● **SUPPLIED PASSAGE**:
Original Articles

Costing the initial clearance of alien Acacia species invading fynbos vegetation

Published in: South African Journal of Plant and Soil
Volume 6, issue 1, 1989 , pages: 39–45
DOI: 10.1080/02571862.1989.10634477
Author(s): I., A.W. Macdonald, Republic of South Africa, C. Wissel, Federal Republic of Germany

Abstract

The costs of the initial clearing of mixed stands of the alien Acacia cyclops and A. saligna invading fynbos vegetation were compared in a replicated trial on the Pella Fynbos Research Site. Costs were estimated using a regression-based model of the individual cost components. Felling was the cheapest clearing method, with felling plus the stripping of bark from the cut stump, second. Applying arboricides to the cut stump generally doubled the cost relative to felling. Mattocking was the most expensive method with ringbarking second. The estimated cost of clearing a moderate infestation on the Pella site ranged from R26 to R286 ha−1 for the different treatments. Similarly, estimations for an ‘average’ western Cape Acacia thicket ranged from R526 to R2 408 ha−1 while those for the densest infestations encountered on Pella ranged from R299 to R5 170 ha−1. The precision of the model is thought to be low at higher densities. Variations in the density and height of the fynbos and the spatial distribution, size class distribution and growth form of the Acacia plants are all thought to affect clearing costs.

● **ACTIVITY**:
Answer these questions about the Acacia clearing article:
1. Which journal published it?
2. Which clearing method was the cheapest?
3. What was the estimated cost range for an ‘average’ western Cape Acacia thicket?
The material that comes next has nothing to do with the Acacia clearing article.

(Document layout analysis material)
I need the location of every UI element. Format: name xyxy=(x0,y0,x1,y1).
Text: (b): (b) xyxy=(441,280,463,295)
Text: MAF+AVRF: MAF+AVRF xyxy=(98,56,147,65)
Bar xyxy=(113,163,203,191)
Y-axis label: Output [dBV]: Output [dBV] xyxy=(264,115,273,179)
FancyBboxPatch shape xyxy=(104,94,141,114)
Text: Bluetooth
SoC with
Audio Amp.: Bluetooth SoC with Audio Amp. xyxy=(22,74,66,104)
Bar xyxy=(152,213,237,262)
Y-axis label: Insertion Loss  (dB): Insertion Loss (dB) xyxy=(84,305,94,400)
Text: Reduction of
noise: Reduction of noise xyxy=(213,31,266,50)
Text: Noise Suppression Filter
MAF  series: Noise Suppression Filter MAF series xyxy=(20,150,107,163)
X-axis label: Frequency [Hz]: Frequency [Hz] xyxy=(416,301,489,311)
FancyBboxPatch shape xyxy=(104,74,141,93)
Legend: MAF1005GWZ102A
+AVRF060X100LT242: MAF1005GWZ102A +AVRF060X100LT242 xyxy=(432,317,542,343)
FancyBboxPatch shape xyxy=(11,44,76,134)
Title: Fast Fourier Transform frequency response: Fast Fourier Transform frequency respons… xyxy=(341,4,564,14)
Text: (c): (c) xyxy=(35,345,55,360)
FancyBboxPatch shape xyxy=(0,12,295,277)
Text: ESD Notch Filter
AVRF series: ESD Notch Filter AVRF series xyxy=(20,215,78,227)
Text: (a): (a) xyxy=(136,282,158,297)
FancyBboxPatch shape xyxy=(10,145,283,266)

● **SOLUTION FOR THIS EXERCISE**:
1. South African Journal of Plant and Soil
2. Felling
3. R526 to R2 408 ha−1